Records contained in a dataset:
_____
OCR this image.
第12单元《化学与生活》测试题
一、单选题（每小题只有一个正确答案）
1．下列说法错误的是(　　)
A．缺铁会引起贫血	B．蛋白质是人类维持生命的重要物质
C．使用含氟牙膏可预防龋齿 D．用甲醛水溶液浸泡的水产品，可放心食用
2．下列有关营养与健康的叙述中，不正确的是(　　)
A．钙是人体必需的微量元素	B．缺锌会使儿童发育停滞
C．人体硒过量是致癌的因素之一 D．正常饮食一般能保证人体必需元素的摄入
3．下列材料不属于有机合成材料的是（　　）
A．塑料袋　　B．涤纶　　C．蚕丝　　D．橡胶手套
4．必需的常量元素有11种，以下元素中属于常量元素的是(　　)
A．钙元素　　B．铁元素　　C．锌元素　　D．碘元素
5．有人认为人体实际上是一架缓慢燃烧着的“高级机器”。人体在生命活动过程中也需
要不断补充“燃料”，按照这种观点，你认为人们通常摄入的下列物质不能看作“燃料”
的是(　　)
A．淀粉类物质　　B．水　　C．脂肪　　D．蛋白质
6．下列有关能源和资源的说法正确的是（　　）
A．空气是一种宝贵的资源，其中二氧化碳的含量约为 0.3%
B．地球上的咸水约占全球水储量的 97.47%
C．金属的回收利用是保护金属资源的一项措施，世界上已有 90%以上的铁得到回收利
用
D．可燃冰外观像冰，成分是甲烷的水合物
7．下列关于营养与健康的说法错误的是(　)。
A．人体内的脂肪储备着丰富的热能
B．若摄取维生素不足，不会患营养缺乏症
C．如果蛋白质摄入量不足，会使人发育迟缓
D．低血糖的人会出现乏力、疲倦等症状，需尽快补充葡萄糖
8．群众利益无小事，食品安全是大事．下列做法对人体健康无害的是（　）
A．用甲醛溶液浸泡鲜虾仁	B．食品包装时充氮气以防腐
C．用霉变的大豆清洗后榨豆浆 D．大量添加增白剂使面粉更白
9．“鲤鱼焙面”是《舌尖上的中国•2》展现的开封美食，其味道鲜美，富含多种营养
_____
> [Directions]: Word for word, write out all of the data above.

> [Exercise solution]:
OCR this image.
第12单元《化学与生活》测试题
一、单选题（每小题只有一个正确答案）
1．下列说法错误的是(　　)
A．缺铁会引起贫血	B．蛋白质是人类维持生命的重要物质
C．使用含氟牙膏可预防龋齿 D．用甲醛水溶液浸泡的水产品，可放心食用
2．下列有关营养与健康的叙述中，不正确的是(　　)
A．钙是人体必需的微量元素	B．缺锌会使儿童发育停滞
C．人体硒过量是致癌的因素之一 D．正常饮食一般能保证人体必需元素的摄入
3．下列材料不属于有机合成材料的是（　　）
A．塑料袋　　B．涤纶　　C．蚕丝　　D．橡胶手套
4．必需的常量元素有11种，以下元素中属于常量元素的是(　　)
A．钙元素　　B．铁元素　　C．锌元素　　D．碘元素
5．有人认为人体实际上是一架缓慢燃烧着的“高级机器”。人体在生命活动过程中也需
要不断补充“燃料”，按照这种观点，你认为人们通常摄入的下列物质不能看作“燃料”
的是(　　)
A．淀粉类物质　　B．水　　C．脂肪　　D．蛋白质
6．下列有关能源和资源的说法正确的是（　　）
A．空气是一种宝贵的资源，其中二氧化碳的含量约为 0.3%
B．地球上的咸水约占全球水储量的 97.47%
C．金属的回收利用是保护金属资源的一项措施，世界上已有 90%以上的铁得到回收利
用
D．可燃冰外观像冰，成分是甲烷的水合物
7．下列关于营养与健康的说法错误的是(　)。
A．人体内的脂肪储备着丰富的热能
B．若摄取维生素不足，不会患营养缺乏症
C．如果蛋白质摄入量不足，会使人发育迟缓
D．低血糖的人会出现乏力、疲倦等症状，需尽快补充葡萄糖
8．群众利益无小事，食品安全是大事．下列做法对人体健康无害的是（　）
A．用甲醛溶液浸泡鲜虾仁	B．食品包装时充氮气以防腐
C．用霉变的大豆清洗后榨豆浆 D．大量添加增白剂使面粉更白
9．“鲤鱼焙面”是《舌尖上的中国•2》展现的开封美食，其味道鲜美，富含多种营养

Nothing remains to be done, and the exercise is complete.